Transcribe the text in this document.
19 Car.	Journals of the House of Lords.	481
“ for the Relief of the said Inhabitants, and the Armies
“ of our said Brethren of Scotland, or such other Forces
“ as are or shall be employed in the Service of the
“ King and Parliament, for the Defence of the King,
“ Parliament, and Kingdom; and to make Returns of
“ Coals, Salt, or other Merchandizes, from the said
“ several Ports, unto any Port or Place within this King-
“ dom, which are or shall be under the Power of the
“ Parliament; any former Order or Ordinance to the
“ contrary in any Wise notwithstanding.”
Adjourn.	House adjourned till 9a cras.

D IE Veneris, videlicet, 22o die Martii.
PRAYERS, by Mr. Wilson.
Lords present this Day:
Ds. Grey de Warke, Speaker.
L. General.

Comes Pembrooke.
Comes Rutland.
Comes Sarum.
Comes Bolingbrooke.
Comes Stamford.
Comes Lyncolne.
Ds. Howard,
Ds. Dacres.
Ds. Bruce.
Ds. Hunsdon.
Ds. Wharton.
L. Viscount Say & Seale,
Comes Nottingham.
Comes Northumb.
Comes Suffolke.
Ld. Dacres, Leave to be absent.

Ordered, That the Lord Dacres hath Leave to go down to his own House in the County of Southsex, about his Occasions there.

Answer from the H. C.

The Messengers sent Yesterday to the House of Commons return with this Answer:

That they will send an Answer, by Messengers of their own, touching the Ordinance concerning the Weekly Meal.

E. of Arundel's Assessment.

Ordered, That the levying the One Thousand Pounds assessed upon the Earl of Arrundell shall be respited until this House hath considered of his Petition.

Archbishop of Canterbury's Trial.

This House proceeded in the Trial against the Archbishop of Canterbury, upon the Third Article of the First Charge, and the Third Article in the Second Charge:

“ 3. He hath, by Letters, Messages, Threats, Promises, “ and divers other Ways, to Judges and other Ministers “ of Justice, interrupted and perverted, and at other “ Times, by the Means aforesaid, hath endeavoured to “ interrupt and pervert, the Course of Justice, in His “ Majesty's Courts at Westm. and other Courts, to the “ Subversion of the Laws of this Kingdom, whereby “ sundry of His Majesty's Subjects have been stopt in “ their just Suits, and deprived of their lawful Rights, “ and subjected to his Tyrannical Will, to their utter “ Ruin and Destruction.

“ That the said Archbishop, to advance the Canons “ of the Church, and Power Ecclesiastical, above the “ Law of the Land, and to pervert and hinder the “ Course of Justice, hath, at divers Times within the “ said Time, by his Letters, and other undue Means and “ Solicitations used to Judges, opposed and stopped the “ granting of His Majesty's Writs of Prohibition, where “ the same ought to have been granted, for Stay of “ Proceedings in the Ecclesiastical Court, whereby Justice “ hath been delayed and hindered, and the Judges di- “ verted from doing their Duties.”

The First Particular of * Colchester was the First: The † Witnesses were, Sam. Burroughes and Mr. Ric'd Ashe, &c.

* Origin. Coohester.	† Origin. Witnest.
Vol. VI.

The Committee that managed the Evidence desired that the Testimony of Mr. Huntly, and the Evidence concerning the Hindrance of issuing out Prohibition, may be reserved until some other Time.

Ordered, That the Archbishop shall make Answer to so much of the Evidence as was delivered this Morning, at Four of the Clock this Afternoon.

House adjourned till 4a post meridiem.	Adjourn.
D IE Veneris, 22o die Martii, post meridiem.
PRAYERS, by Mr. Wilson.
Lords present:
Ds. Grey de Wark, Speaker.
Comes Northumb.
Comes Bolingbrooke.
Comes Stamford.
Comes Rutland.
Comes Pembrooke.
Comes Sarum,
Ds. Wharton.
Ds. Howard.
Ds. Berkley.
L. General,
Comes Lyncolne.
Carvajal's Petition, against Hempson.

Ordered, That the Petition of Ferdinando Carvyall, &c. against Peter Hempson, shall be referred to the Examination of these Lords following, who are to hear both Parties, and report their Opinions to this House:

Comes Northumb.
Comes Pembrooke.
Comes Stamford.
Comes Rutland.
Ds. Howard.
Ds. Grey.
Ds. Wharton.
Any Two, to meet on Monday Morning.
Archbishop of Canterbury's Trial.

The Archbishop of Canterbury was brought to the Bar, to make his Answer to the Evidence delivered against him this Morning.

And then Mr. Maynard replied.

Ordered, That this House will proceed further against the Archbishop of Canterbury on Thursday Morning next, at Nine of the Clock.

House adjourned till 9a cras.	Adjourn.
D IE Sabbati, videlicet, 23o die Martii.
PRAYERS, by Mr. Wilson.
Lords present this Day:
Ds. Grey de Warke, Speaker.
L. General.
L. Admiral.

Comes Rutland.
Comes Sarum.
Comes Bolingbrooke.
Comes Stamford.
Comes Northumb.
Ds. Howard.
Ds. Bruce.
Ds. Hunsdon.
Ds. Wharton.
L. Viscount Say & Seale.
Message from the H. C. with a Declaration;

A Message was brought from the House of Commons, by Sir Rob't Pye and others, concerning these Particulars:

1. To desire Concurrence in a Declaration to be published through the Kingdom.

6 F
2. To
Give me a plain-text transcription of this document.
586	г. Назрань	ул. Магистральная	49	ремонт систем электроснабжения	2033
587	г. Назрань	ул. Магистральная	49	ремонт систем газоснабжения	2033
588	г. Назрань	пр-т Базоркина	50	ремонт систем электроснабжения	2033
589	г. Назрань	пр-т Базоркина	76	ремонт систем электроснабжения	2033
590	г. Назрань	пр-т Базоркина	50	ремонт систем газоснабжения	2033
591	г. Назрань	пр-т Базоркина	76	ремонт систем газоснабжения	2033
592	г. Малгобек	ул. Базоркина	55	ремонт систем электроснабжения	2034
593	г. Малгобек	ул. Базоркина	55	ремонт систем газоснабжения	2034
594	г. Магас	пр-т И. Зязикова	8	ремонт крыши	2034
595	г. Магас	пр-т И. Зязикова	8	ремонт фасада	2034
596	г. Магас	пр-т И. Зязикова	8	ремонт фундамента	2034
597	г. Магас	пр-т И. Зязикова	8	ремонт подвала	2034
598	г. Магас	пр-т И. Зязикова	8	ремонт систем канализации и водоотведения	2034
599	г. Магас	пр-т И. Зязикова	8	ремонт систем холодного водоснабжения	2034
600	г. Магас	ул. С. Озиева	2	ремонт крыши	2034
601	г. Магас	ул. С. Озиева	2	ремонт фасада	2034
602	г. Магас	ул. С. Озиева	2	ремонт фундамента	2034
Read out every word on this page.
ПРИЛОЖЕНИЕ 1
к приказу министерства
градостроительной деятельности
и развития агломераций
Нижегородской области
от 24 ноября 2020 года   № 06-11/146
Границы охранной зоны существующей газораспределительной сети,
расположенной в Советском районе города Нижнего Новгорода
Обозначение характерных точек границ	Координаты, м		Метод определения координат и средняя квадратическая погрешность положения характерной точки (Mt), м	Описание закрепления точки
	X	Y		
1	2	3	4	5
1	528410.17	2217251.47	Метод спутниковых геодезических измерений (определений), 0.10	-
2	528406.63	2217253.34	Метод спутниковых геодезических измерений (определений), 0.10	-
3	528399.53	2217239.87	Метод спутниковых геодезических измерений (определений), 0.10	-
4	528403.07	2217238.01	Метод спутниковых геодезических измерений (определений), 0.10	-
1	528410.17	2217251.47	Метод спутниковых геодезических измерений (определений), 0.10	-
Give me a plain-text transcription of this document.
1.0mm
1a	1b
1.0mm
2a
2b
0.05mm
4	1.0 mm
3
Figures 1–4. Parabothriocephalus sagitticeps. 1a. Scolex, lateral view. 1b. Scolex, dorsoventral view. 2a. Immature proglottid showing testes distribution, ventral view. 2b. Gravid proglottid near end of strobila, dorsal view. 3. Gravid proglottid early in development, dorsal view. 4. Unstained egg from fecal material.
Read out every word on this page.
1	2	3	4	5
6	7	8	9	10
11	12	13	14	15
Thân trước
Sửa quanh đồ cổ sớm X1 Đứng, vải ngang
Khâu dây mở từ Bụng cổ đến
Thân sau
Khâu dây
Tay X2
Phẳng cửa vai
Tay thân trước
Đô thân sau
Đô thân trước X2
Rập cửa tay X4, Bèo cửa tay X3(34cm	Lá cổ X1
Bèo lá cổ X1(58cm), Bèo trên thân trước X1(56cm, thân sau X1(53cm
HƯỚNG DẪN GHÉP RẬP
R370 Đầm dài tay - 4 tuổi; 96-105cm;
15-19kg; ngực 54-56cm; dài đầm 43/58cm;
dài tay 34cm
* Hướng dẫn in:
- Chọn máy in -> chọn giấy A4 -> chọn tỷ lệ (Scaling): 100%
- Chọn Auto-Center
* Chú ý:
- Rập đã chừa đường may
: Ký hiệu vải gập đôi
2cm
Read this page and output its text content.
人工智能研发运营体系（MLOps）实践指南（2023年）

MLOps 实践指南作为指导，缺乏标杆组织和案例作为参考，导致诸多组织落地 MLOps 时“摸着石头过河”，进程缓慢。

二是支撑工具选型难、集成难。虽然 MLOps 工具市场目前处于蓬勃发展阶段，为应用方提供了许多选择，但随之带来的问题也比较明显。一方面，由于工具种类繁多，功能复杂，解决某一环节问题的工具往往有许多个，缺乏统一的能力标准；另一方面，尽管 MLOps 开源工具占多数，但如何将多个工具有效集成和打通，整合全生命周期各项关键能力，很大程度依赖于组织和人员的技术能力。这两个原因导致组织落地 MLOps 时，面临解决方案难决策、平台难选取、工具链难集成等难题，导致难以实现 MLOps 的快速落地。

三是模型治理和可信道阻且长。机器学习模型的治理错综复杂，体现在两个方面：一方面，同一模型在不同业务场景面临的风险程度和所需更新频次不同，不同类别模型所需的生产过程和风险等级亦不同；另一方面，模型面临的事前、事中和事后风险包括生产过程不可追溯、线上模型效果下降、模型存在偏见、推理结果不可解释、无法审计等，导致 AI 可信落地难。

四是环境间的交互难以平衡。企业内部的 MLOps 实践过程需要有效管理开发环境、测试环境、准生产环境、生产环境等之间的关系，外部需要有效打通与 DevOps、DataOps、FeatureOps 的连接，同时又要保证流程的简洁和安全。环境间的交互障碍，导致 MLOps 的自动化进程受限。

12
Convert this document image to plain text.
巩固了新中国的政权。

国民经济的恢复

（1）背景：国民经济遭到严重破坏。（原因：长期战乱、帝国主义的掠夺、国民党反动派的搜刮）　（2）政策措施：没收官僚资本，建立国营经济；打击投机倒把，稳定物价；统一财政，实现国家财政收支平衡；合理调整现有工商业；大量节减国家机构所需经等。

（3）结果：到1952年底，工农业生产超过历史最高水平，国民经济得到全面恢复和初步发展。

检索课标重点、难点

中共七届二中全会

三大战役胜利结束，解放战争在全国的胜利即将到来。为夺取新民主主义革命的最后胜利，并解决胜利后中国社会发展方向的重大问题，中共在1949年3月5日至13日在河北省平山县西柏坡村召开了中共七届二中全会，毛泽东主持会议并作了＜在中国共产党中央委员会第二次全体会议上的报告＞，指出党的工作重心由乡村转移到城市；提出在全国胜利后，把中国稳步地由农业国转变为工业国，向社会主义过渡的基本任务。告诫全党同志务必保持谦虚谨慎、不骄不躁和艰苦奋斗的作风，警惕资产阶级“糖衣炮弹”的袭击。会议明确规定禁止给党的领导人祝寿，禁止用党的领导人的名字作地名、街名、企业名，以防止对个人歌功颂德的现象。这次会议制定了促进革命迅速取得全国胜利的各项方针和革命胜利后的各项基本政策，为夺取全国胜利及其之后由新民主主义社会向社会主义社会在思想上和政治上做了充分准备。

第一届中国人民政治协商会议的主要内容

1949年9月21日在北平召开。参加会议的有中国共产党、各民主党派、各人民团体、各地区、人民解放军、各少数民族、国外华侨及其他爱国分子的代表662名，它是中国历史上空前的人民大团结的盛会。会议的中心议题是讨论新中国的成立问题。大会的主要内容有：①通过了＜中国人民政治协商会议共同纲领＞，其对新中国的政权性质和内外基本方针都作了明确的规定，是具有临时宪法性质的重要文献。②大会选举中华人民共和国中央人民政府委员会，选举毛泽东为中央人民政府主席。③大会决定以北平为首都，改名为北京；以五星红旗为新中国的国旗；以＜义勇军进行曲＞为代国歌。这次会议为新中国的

Goal of the exercise>
Looking at the data above, show all lines where the word "Declaration" occurs.

Reply>
Message from the H. C. with a Declaration;
1. To desire Concurrence in a Declaration to be published through the Kingdom.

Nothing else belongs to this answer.